RECORD SET:
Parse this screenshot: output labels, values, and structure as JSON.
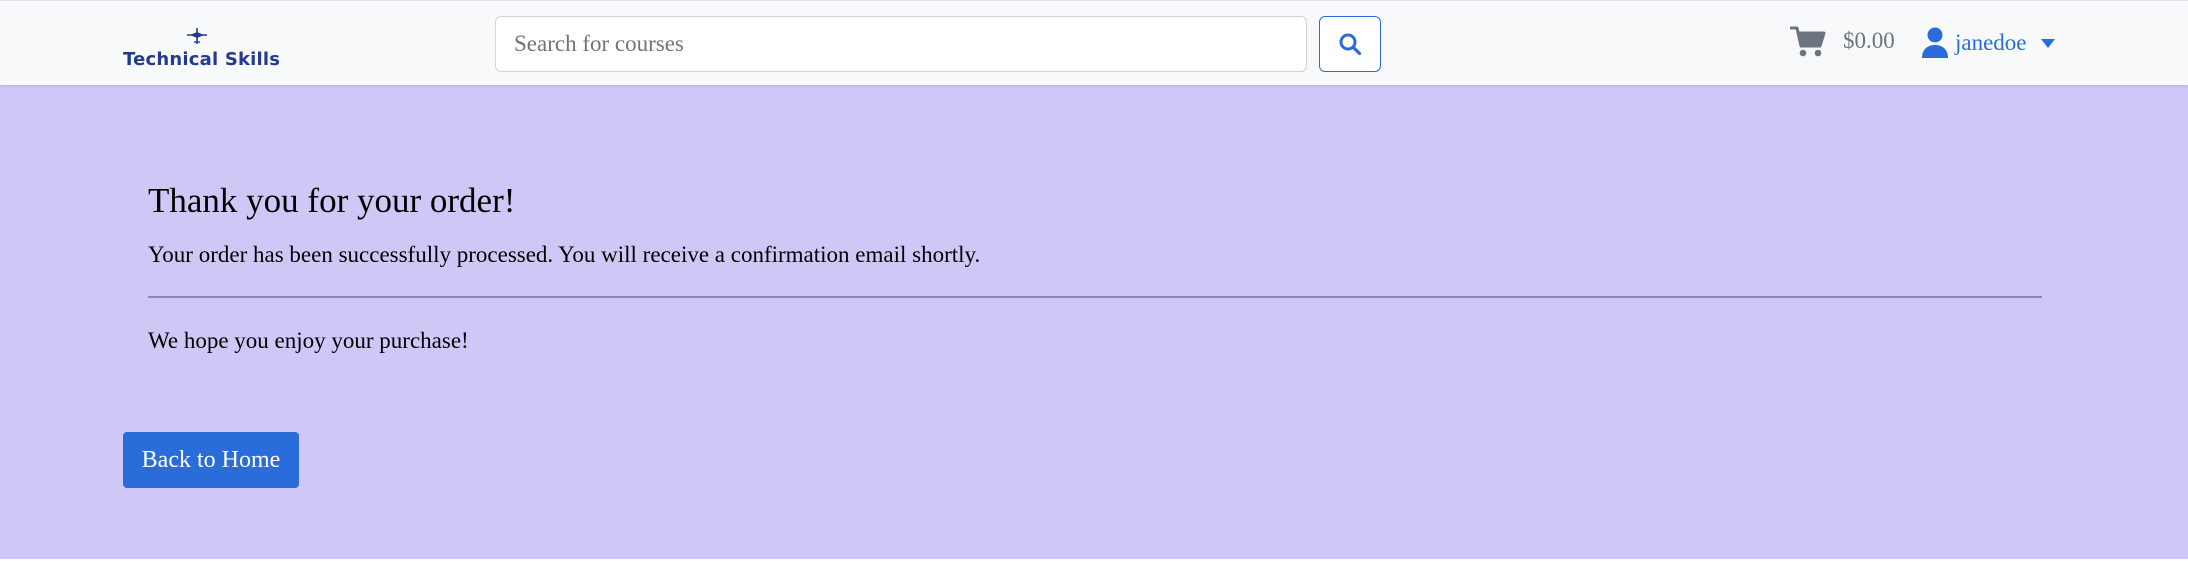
{
  "brand": {
    "name": "Technical Skills",
    "logo_icon": "plane-logo-icon"
  },
  "search": {
    "placeholder": "Search for courses",
    "value": "",
    "button_icon": "search-icon"
  },
  "cart": {
    "icon": "cart-icon",
    "total": "$0.00"
  },
  "user": {
    "icon": "user-icon",
    "username": "janedoe",
    "dropdown_icon": "caret-down-icon"
  },
  "confirmation": {
    "title": "Thank you for your order!",
    "message": "Your order has been successfully processed. You will receive a confirmation email shortly.",
    "closing": "We hope you enjoy your purchase!",
    "back_button_label": "Back to Home"
  },
  "colors": {
    "page_background": "#cfc8f7",
    "navbar_background": "#f8f9fa",
    "primary": "#2b6cdb",
    "brand_text": "#243a8f",
    "muted_text": "#6c757d"
  }
}
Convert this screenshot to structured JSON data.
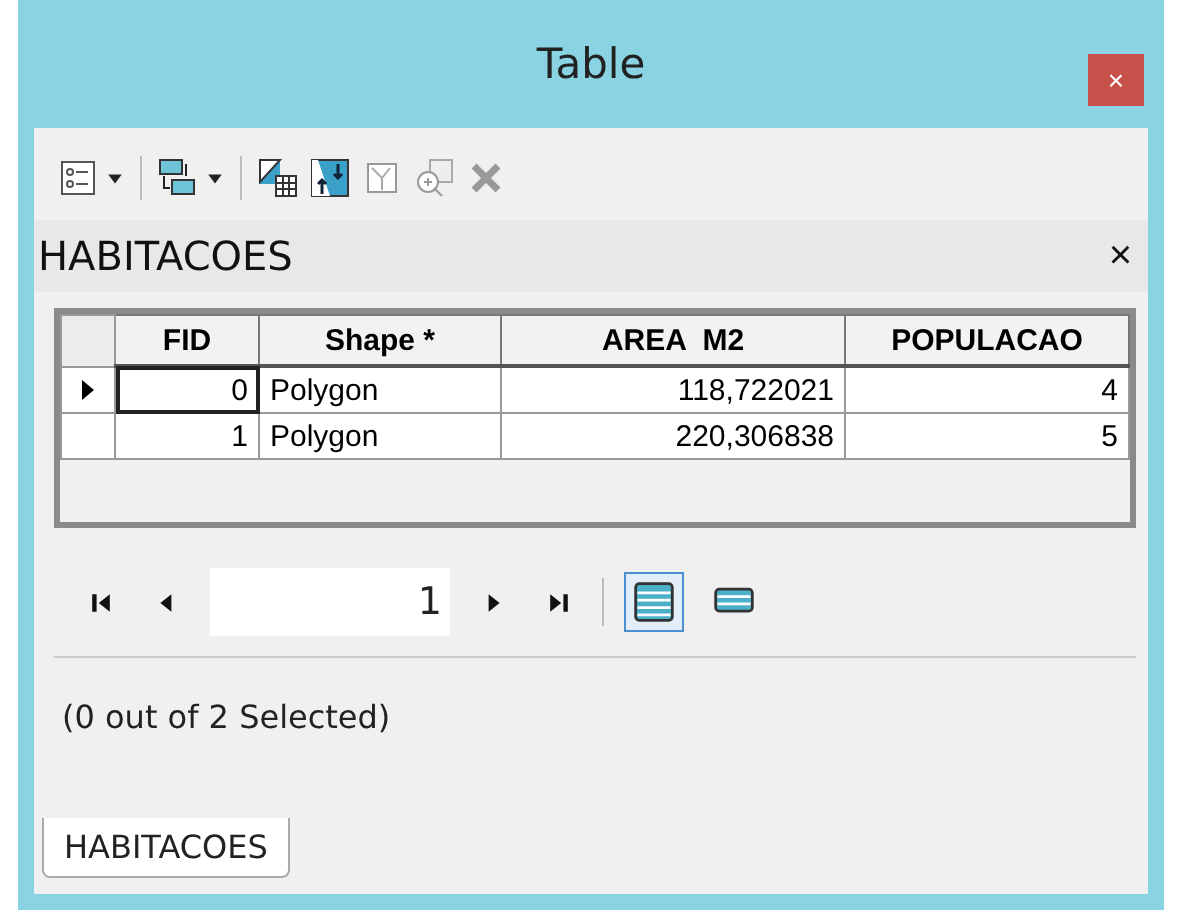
{
  "window": {
    "title": "Table",
    "close": "×"
  },
  "panel": {
    "title": "HABITACOES",
    "close": "×"
  },
  "table": {
    "columns": [
      "FID",
      "Shape *",
      "AREA  M2",
      "POPULACAO"
    ],
    "rows": [
      {
        "current": true,
        "cells": [
          "0",
          "Polygon",
          "118,722021",
          "4"
        ]
      },
      {
        "current": false,
        "cells": [
          "1",
          "Polygon",
          "220,306838",
          "5"
        ]
      }
    ]
  },
  "navigator": {
    "record": "1",
    "views": [
      {
        "kind": "all",
        "selected": true
      },
      {
        "kind": "selected",
        "selected": false
      }
    ]
  },
  "status": "(0 out of 2 Selected)",
  "tabs": [
    {
      "label": "HABITACOES",
      "selected": true
    }
  ]
}
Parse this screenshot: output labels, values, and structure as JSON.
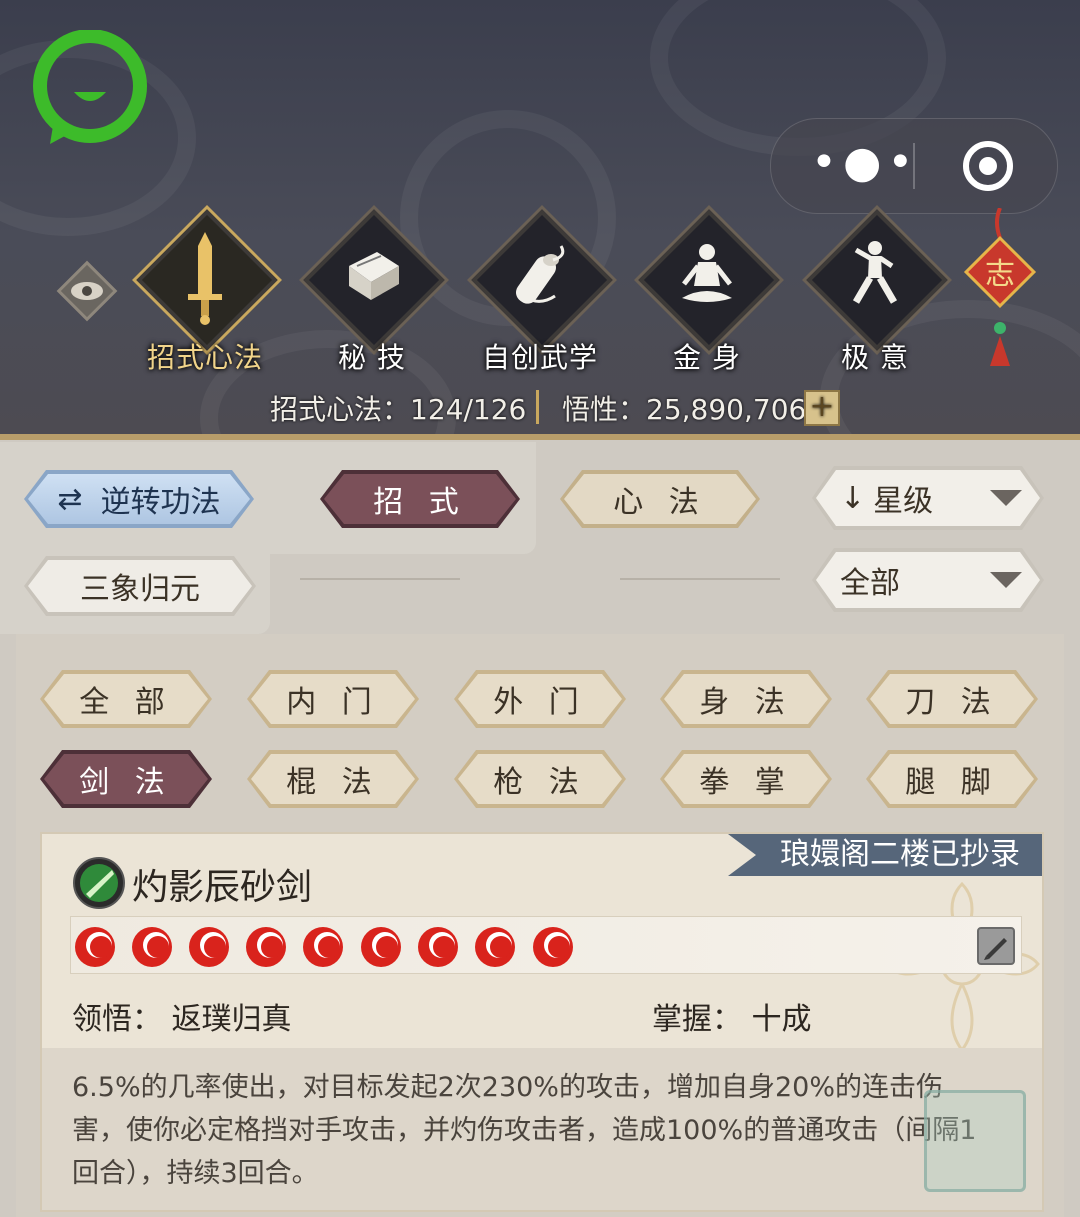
{
  "header": {
    "tabs": [
      {
        "label": "招式心法",
        "icon": "sword-icon",
        "active": true
      },
      {
        "label": "秘 技",
        "icon": "book-icon",
        "active": false
      },
      {
        "label": "自创武学",
        "icon": "scroll-icon",
        "active": false
      },
      {
        "label": "金 身",
        "icon": "meditation-icon",
        "active": false
      },
      {
        "label": "极 意",
        "icon": "martial-stance-icon",
        "active": false
      }
    ],
    "charm_text": "志",
    "stats": {
      "skills_label": "招式心法：124/126",
      "insight_label": "悟性：25,890,706",
      "plus": "+"
    }
  },
  "filters": {
    "reverse_label": "逆转功法",
    "zhaoshi_label": "招 式",
    "xinfa_label": "心 法",
    "sort_label": "星级",
    "sanxiang_label": "三象归元",
    "scope_label": "全部"
  },
  "categories": [
    {
      "label": "全 部",
      "active": false
    },
    {
      "label": "内 门",
      "active": false
    },
    {
      "label": "外 门",
      "active": false
    },
    {
      "label": "身 法",
      "active": false
    },
    {
      "label": "刀 法",
      "active": false
    },
    {
      "label": "剑 法",
      "active": true
    },
    {
      "label": "棍 法",
      "active": false
    },
    {
      "label": "枪 法",
      "active": false
    },
    {
      "label": "拳 掌",
      "active": false
    },
    {
      "label": "腿 脚",
      "active": false
    }
  ],
  "skill": {
    "ribbon": "琅嬛阁二楼已抄录",
    "name": "灼影辰砂剑",
    "orbs": 9,
    "comprehension": "领悟：  返璞归真",
    "mastery": "掌握：  十成",
    "description": "6.5%的几率使出，对目标发起2次230%的攻击，增加自身20%的连击伤害，使你必定格挡对手攻击，并灼伤攻击者，造成100%的普通攻击（间隔1回合），持续3回合。"
  },
  "colors": {
    "header_bg": "#3b3e4d",
    "gold": "#c9a85e",
    "active_tab": "#7b5059",
    "wechat_green": "#3dbb2a",
    "orb_red": "#d9231c"
  }
}
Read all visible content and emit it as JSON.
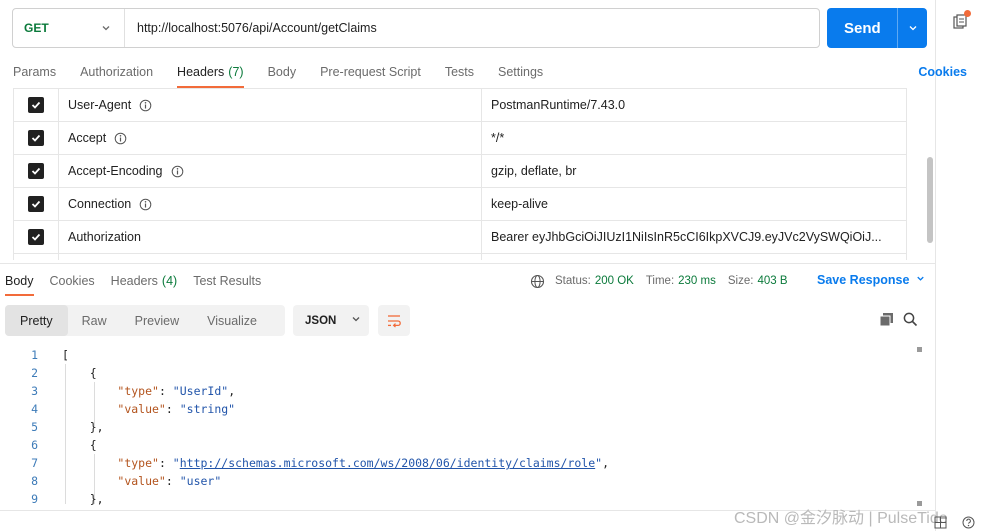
{
  "request": {
    "method": "GET",
    "url": "http://localhost:5076/api/Account/getClaims",
    "send_label": "Send"
  },
  "request_tabs": [
    {
      "label": "Params",
      "count": ""
    },
    {
      "label": "Authorization",
      "count": ""
    },
    {
      "label": "Headers",
      "count": "(7)"
    },
    {
      "label": "Body",
      "count": ""
    },
    {
      "label": "Pre-request Script",
      "count": ""
    },
    {
      "label": "Tests",
      "count": ""
    },
    {
      "label": "Settings",
      "count": ""
    }
  ],
  "active_request_tab": "Headers",
  "cookies_label": "Cookies",
  "headers": [
    {
      "key": "User-Agent",
      "value": "PostmanRuntime/7.43.0",
      "checked": true,
      "info": true
    },
    {
      "key": "Accept",
      "value": "*/*",
      "checked": true,
      "info": true
    },
    {
      "key": "Accept-Encoding",
      "value": "gzip, deflate, br",
      "checked": true,
      "info": true
    },
    {
      "key": "Connection",
      "value": "keep-alive",
      "checked": true,
      "info": true
    },
    {
      "key": "Authorization",
      "value": "Bearer eyJhbGciOiJIUzI1NiIsInR5cCI6IkpXVCJ9.eyJVc2VySWQiOiJ...",
      "checked": true,
      "info": false
    }
  ],
  "response_tabs": [
    {
      "label": "Body",
      "count": ""
    },
    {
      "label": "Cookies",
      "count": ""
    },
    {
      "label": "Headers",
      "count": "(4)"
    },
    {
      "label": "Test Results",
      "count": ""
    }
  ],
  "status": {
    "status_label": "Status:",
    "status_value": "200 OK",
    "time_label": "Time:",
    "time_value": "230 ms",
    "size_label": "Size:",
    "size_value": "403 B"
  },
  "save_response_label": "Save Response",
  "view_modes": [
    "Pretty",
    "Raw",
    "Preview",
    "Visualize"
  ],
  "active_view_mode": "Pretty",
  "format": "JSON",
  "code_lines": [
    "1",
    "2",
    "3",
    "4",
    "5",
    "6",
    "7",
    "8",
    "9"
  ],
  "json": {
    "open_bracket": "[",
    "open_brace": "{",
    "close_brace": "},",
    "key_type": "\"type\"",
    "key_value": "\"value\"",
    "colon": ": ",
    "comma": ",",
    "v1_type": "\"UserId\"",
    "v1_value": "\"string\"",
    "v2_type_q": "\"",
    "v2_type_url": "http://schemas.microsoft.com/ws/2008/06/identity/claims/role",
    "v2_value": "\"user\""
  },
  "watermark": "CSDN @金汐脉动 | PulseTide",
  "colors": {
    "accent": "#f26b3a",
    "primary": "#097bed",
    "success": "#0b7a3b"
  }
}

EXERCISE TASK:
All of the records need repeating exactly, except for the pictures.

WRITTEN RESPONSE:
Parse this screenshot: output labels, values, and structure as JSON.
{
  "brand": {
    "name": "Technical Skills",
    "logo_icon": "plane-logo-icon"
  },
  "search": {
    "placeholder": "Search for courses",
    "value": "",
    "button_icon": "search-icon"
  },
  "cart": {
    "icon": "cart-icon",
    "total": "$0.00"
  },
  "user": {
    "icon": "user-icon",
    "username": "janedoe",
    "dropdown_icon": "caret-down-icon"
  },
  "confirmation": {
    "title": "Thank you for your order!",
    "message": "Your order has been successfully processed. You will receive a confirmation email shortly.",
    "closing": "We hope you enjoy your purchase!",
    "back_button_label": "Back to Home"
  },
  "colors": {
    "page_background": "#cfc8f7",
    "navbar_background": "#f8f9fa",
    "primary": "#2b6cdb",
    "brand_text": "#243a8f",
    "muted_text": "#6c757d"
  }
}
Convert this screenshot to structured JSON data.
{
  "window": {
    "title": "Table",
    "close": "×"
  },
  "panel": {
    "title": "HABITACOES",
    "close": "×"
  },
  "table": {
    "columns": [
      "FID",
      "Shape *",
      "AREA  M2",
      "POPULACAO"
    ],
    "rows": [
      {
        "current": true,
        "cells": [
          "0",
          "Polygon",
          "118,722021",
          "4"
        ]
      },
      {
        "current": false,
        "cells": [
          "1",
          "Polygon",
          "220,306838",
          "5"
        ]
      }
    ]
  },
  "navigator": {
    "record": "1",
    "views": [
      {
        "kind": "all",
        "selected": true
      },
      {
        "kind": "selected",
        "selected": false
      }
    ]
  },
  "status": "(0 out of 2 Selected)",
  "tabs": [
    {
      "label": "HABITACOES",
      "selected": true
    }
  ]
}
Parse this screenshot: output labels, values, and structure as JSON.
{
  "header": {
    "tabs": [
      {
        "label": "招式心法",
        "icon": "sword-icon",
        "active": true
      },
      {
        "label": "秘 技",
        "icon": "book-icon",
        "active": false
      },
      {
        "label": "自创武学",
        "icon": "scroll-icon",
        "active": false
      },
      {
        "label": "金 身",
        "icon": "meditation-icon",
        "active": false
      },
      {
        "label": "极 意",
        "icon": "martial-stance-icon",
        "active": false
      }
    ],
    "charm_text": "志",
    "stats": {
      "skills_label": "招式心法：124/126",
      "insight_label": "悟性：25,890,706",
      "plus": "+"
    }
  },
  "filters": {
    "reverse_label": "逆转功法",
    "zhaoshi_label": "招 式",
    "xinfa_label": "心 法",
    "sort_label": "星级",
    "sanxiang_label": "三象归元",
    "scope_label": "全部"
  },
  "categories": [
    {
      "label": "全 部",
      "active": false
    },
    {
      "label": "内 门",
      "active": false
    },
    {
      "label": "外 门",
      "active": false
    },
    {
      "label": "身 法",
      "active": false
    },
    {
      "label": "刀 法",
      "active": false
    },
    {
      "label": "剑 法",
      "active": true
    },
    {
      "label": "棍 法",
      "active": false
    },
    {
      "label": "枪 法",
      "active": false
    },
    {
      "label": "拳 掌",
      "active": false
    },
    {
      "label": "腿 脚",
      "active": false
    }
  ],
  "skill": {
    "ribbon": "琅嬛阁二楼已抄录",
    "name": "灼影辰砂剑",
    "orbs": 9,
    "comprehension": "领悟：  返璞归真",
    "mastery": "掌握：  十成",
    "description": "6.5%的几率使出，对目标发起2次230%的攻击，增加自身20%的连击伤害，使你必定格挡对手攻击，并灼伤攻击者，造成100%的普通攻击（间隔1回合），持续3回合。"
  },
  "colors": {
    "header_bg": "#3b3e4d",
    "gold": "#c9a85e",
    "active_tab": "#7b5059",
    "wechat_green": "#3dbb2a",
    "orb_red": "#d9231c"
  }
}
Read all visible content and emit it as JSON.
{
  "request": {
    "method": "GET",
    "url": "http://localhost:5076/api/Account/getClaims",
    "send_label": "Send"
  },
  "request_tabs": [
    {
      "label": "Params",
      "count": ""
    },
    {
      "label": "Authorization",
      "count": ""
    },
    {
      "label": "Headers",
      "count": "(7)"
    },
    {
      "label": "Body",
      "count": ""
    },
    {
      "label": "Pre-request Script",
      "count": ""
    },
    {
      "label": "Tests",
      "count": ""
    },
    {
      "label": "Settings",
      "count": ""
    }
  ],
  "active_request_tab": "Headers",
  "cookies_label": "Cookies",
  "headers": [
    {
      "key": "User-Agent",
      "value": "PostmanRuntime/7.43.0",
      "checked": true,
      "info": true
    },
    {
      "key": "Accept",
      "value": "*/*",
      "checked": true,
      "info": true
    },
    {
      "key": "Accept-Encoding",
      "value": "gzip, deflate, br",
      "checked": true,
      "info": true
    },
    {
      "key": "Connection",
      "value": "keep-alive",
      "checked": true,
      "info": true
    },
    {
      "key": "Authorization",
      "value": "Bearer eyJhbGciOiJIUzI1NiIsInR5cCI6IkpXVCJ9.eyJVc2VySWQiOiJ...",
      "checked": true,
      "info": false
    }
  ],
  "response_tabs": [
    {
      "label": "Body",
      "count": ""
    },
    {
      "label": "Cookies",
      "count": ""
    },
    {
      "label": "Headers",
      "count": "(4)"
    },
    {
      "label": "Test Results",
      "count": ""
    }
  ],
  "status": {
    "status_label": "Status:",
    "status_value": "200 OK",
    "time_label": "Time:",
    "time_value": "230 ms",
    "size_label": "Size:",
    "size_value": "403 B"
  },
  "save_response_label": "Save Response",
  "view_modes": [
    "Pretty",
    "Raw",
    "Preview",
    "Visualize"
  ],
  "active_view_mode": "Pretty",
  "format": "JSON",
  "code_lines": [
    "1",
    "2",
    "3",
    "4",
    "5",
    "6",
    "7",
    "8",
    "9"
  ],
  "json": {
    "open_bracket": "[",
    "open_brace": "{",
    "close_brace": "},",
    "key_type": "\"type\"",
    "key_value": "\"value\"",
    "colon": ": ",
    "comma": ",",
    "v1_type": "\"UserId\"",
    "v1_value": "\"string\"",
    "v2_type_q": "\"",
    "v2_type_url": "http://schemas.microsoft.com/ws/2008/06/identity/claims/role",
    "v2_value": "\"user\""
  },
  "watermark": "CSDN @金汐脉动 | PulseTide",
  "colors": {
    "accent": "#f26b3a",
    "primary": "#097bed",
    "success": "#0b7a3b"
  }
}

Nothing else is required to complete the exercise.